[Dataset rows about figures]
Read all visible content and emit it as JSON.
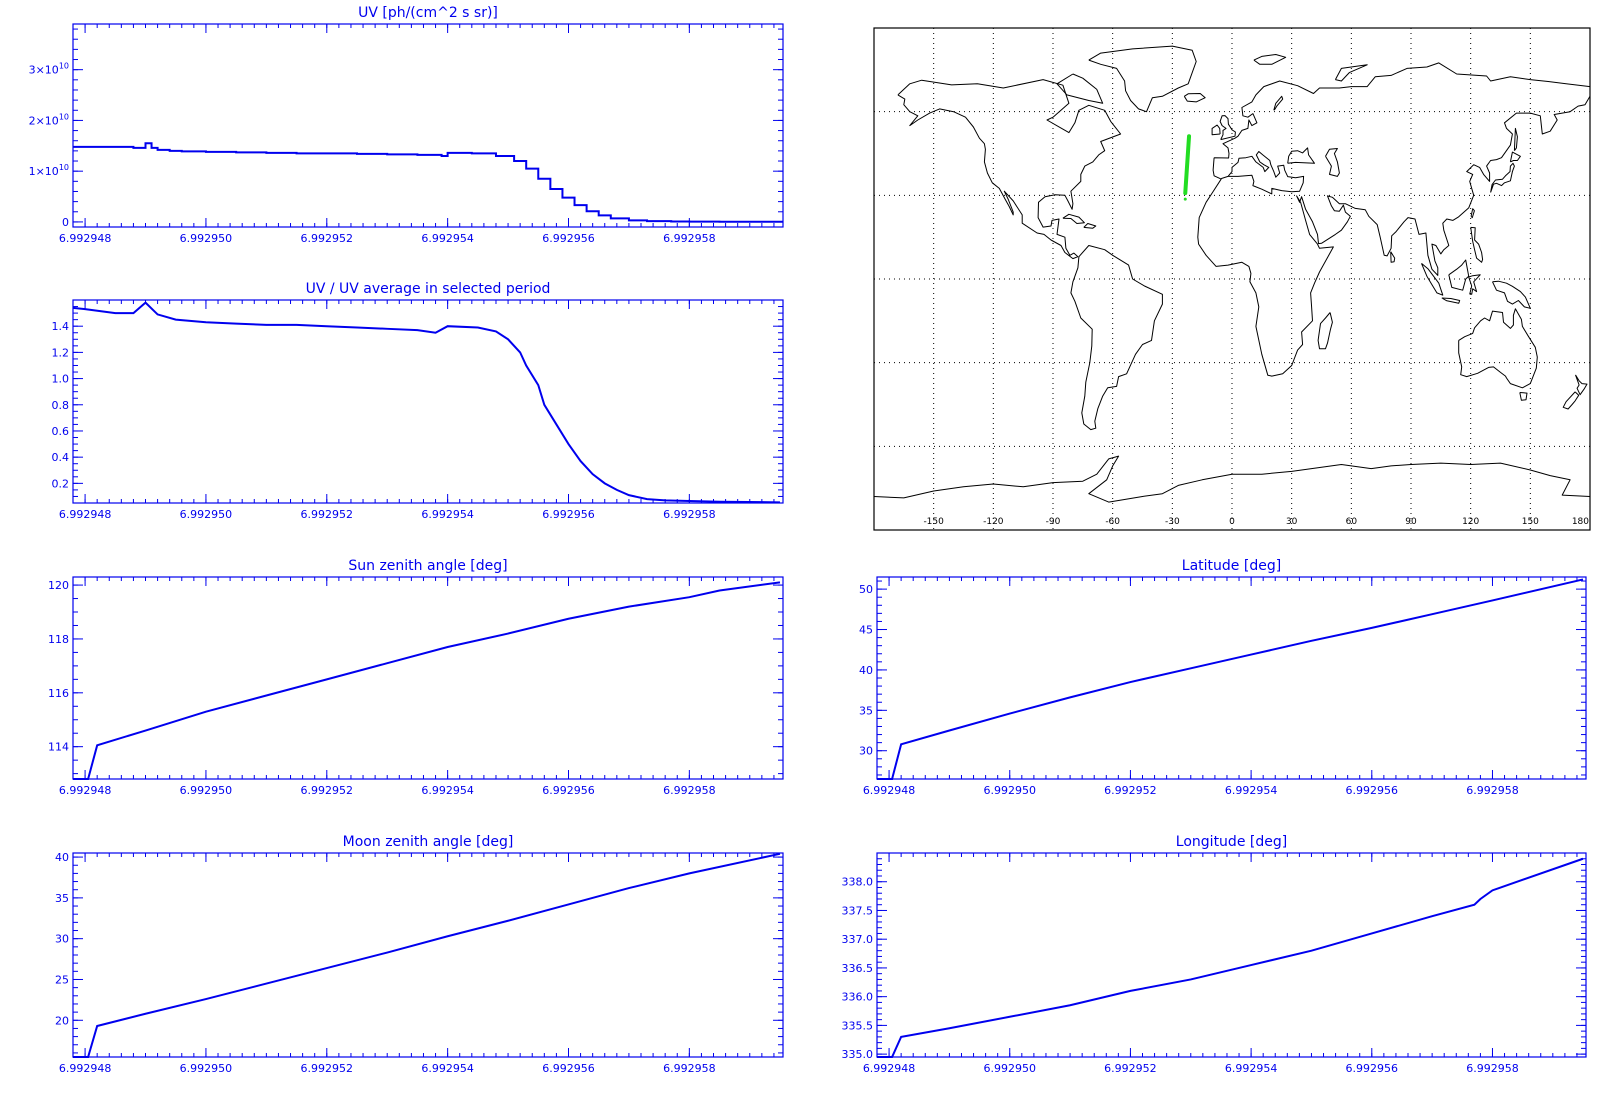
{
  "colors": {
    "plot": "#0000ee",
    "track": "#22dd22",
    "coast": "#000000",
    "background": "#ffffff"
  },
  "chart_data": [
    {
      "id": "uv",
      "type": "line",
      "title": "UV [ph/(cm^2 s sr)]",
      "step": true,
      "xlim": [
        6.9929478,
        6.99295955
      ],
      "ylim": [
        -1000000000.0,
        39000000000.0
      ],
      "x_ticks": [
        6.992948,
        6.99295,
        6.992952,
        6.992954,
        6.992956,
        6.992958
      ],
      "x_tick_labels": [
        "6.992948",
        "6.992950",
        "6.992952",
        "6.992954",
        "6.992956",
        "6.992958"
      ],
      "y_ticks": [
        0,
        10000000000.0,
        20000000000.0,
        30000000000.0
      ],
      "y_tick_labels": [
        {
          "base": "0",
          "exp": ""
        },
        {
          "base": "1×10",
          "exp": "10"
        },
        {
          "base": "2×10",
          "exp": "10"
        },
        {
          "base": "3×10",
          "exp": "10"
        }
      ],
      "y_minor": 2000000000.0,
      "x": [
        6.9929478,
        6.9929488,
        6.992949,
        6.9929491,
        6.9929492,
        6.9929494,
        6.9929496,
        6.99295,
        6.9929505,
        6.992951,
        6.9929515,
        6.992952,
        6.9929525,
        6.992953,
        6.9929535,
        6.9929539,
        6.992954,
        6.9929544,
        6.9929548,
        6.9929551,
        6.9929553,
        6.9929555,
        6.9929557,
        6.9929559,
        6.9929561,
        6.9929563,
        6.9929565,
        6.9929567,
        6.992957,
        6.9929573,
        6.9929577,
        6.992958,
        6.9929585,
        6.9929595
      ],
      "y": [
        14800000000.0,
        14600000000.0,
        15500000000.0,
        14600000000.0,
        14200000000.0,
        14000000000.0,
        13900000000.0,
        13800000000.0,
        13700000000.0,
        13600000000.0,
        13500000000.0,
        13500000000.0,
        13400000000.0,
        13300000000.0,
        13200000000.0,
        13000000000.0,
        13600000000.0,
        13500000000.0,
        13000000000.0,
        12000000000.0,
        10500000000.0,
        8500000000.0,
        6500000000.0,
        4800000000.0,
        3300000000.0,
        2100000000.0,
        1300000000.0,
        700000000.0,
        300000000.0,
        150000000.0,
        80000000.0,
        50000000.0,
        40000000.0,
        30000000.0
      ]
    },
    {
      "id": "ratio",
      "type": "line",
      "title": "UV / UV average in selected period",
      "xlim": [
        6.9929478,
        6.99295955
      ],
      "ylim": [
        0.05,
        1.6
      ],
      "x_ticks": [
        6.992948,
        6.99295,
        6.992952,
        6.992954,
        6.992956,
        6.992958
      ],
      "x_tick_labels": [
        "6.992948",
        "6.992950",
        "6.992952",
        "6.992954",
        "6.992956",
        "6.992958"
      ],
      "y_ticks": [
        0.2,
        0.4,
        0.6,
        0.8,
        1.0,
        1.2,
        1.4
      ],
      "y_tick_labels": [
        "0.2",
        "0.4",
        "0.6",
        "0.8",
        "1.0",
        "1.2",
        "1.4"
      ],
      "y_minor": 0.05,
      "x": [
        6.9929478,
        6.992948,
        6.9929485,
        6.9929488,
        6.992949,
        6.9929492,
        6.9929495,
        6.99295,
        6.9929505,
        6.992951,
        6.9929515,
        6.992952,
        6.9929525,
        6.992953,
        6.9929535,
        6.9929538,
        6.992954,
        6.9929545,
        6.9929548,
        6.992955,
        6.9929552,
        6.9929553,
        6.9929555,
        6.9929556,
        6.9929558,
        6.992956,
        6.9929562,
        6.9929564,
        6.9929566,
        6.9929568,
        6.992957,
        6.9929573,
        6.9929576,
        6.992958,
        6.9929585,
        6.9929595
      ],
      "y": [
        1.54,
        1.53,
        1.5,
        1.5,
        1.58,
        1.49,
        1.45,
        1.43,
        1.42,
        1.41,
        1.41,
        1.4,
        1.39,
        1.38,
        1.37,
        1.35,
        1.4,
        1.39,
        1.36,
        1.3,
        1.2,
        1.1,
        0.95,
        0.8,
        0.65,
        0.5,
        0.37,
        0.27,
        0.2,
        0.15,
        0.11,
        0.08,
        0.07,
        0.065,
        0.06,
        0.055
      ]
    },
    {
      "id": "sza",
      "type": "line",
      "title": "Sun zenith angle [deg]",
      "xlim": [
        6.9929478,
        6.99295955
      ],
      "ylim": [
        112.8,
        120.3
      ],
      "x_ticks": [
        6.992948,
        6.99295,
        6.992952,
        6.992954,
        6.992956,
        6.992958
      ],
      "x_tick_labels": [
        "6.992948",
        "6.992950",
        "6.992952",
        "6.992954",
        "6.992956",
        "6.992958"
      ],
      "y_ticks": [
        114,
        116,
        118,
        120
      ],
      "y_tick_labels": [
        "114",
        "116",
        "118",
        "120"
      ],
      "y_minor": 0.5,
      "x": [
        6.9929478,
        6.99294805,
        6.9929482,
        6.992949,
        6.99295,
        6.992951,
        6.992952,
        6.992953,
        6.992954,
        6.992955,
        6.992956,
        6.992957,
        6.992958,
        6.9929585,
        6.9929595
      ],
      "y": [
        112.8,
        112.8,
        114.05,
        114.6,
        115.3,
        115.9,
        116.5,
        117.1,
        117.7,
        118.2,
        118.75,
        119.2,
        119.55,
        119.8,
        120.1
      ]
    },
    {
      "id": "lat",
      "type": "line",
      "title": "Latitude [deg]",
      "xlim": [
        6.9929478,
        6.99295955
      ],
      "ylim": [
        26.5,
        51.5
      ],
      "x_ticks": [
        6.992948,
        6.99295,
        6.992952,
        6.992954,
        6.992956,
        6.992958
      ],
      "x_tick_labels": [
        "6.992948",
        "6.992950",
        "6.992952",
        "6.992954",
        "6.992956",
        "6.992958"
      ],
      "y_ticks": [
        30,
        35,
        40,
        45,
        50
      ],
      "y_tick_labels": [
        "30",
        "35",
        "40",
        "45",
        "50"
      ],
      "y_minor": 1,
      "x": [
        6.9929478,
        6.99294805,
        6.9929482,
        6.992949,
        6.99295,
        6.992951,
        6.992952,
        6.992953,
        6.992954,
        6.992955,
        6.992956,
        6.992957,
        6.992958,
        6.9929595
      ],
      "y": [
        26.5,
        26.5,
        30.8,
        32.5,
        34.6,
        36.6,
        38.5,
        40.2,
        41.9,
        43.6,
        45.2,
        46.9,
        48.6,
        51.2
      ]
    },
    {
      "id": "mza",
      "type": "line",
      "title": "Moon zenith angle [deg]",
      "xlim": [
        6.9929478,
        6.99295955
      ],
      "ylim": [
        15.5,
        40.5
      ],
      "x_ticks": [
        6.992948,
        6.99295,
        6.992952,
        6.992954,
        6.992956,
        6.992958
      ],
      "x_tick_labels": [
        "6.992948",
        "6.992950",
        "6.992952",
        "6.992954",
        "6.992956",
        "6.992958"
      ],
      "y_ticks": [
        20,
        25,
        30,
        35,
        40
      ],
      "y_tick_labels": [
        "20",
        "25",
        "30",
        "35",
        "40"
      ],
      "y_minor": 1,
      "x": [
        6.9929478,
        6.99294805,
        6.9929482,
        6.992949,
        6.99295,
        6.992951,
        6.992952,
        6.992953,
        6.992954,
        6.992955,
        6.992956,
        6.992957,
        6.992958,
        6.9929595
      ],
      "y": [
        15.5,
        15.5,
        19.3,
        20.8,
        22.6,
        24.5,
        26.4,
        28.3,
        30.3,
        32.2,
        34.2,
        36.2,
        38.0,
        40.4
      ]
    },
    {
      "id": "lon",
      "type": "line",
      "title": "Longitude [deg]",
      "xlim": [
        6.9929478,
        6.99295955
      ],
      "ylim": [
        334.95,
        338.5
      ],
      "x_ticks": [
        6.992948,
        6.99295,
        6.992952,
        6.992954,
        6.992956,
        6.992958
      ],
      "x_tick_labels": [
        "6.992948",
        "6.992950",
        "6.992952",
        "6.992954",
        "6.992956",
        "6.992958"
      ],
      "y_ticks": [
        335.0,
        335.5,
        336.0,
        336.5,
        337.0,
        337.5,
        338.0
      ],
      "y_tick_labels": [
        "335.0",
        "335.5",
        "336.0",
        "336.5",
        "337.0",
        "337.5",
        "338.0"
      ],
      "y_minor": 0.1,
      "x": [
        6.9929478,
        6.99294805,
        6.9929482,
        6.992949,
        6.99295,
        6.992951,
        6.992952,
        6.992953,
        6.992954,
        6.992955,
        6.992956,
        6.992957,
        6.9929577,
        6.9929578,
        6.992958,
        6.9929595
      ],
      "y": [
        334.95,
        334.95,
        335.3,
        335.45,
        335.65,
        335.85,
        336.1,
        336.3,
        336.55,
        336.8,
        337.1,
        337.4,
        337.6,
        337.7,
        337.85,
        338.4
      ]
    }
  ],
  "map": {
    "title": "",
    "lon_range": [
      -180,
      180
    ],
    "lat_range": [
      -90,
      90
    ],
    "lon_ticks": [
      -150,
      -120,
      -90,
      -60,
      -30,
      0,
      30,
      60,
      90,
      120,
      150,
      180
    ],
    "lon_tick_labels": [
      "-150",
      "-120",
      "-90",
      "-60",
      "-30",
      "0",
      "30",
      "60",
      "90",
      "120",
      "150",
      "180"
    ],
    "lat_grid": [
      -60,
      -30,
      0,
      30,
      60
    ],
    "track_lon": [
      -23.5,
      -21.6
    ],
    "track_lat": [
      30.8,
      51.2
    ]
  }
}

---

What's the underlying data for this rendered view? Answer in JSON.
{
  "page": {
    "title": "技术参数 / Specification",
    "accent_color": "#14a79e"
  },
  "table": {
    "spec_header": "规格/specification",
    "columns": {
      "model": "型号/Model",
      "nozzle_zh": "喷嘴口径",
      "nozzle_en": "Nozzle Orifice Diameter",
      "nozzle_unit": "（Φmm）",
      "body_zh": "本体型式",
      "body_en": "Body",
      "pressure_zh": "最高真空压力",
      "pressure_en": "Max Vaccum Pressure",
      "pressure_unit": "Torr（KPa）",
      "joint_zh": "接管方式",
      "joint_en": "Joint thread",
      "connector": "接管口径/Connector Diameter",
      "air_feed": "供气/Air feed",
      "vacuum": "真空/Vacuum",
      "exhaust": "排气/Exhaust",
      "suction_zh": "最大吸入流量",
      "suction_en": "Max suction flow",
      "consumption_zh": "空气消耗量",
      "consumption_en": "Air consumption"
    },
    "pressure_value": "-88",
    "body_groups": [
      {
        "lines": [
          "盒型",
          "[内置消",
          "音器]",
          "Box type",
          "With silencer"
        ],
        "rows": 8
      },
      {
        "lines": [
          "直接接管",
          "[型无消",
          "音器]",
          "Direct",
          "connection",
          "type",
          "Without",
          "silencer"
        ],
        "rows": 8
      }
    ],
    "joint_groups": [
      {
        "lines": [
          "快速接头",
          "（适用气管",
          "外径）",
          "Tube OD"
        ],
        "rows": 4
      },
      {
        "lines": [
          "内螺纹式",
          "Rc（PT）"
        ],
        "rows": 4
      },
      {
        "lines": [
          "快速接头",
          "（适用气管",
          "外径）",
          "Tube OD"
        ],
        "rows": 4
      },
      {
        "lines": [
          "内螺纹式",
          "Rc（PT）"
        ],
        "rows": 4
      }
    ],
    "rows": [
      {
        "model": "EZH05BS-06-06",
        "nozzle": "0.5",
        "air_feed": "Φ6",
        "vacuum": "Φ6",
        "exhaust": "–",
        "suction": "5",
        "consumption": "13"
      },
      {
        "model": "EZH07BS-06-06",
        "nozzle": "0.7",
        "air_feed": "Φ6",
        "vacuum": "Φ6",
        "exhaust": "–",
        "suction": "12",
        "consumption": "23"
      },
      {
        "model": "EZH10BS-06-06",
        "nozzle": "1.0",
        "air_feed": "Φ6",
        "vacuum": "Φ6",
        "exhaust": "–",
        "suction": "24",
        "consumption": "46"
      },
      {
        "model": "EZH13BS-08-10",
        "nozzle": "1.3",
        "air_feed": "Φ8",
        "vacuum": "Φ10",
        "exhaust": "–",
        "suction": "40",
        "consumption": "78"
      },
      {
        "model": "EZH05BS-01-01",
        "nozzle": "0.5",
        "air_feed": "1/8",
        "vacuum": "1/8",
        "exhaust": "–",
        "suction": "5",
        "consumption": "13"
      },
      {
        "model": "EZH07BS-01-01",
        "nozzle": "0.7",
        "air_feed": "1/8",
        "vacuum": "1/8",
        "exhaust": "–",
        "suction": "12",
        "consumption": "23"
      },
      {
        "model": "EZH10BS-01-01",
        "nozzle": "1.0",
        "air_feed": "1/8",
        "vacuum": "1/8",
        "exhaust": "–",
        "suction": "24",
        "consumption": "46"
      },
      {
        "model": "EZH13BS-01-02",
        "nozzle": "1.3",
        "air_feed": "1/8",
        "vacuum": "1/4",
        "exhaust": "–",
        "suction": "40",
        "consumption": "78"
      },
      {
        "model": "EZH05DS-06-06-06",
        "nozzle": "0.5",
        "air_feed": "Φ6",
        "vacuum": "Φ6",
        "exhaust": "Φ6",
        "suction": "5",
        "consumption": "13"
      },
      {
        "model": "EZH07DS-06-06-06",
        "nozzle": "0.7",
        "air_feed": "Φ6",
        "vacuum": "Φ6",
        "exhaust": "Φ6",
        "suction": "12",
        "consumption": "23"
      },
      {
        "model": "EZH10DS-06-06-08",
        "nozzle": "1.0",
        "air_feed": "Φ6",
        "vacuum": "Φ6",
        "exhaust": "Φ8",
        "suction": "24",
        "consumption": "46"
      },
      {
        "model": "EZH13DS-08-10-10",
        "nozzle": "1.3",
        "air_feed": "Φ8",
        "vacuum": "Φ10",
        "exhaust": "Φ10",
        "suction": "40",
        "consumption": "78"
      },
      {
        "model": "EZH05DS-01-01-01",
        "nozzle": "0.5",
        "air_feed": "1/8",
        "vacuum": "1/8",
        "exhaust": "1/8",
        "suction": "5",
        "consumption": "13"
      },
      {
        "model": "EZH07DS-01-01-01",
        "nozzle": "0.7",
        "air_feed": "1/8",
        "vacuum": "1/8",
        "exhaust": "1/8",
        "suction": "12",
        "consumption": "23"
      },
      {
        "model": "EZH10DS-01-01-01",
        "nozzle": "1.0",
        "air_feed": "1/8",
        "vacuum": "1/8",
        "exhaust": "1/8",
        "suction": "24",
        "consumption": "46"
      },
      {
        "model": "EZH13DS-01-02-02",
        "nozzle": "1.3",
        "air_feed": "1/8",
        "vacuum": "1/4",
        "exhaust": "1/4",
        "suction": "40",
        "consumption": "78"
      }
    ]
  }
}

**Short task**.
Pick out each line above that includes "zenith" and show it.

**Reply**.
      "title": "Sun zenith angle [deg]",
      "title": "Moon zenith angle [deg]",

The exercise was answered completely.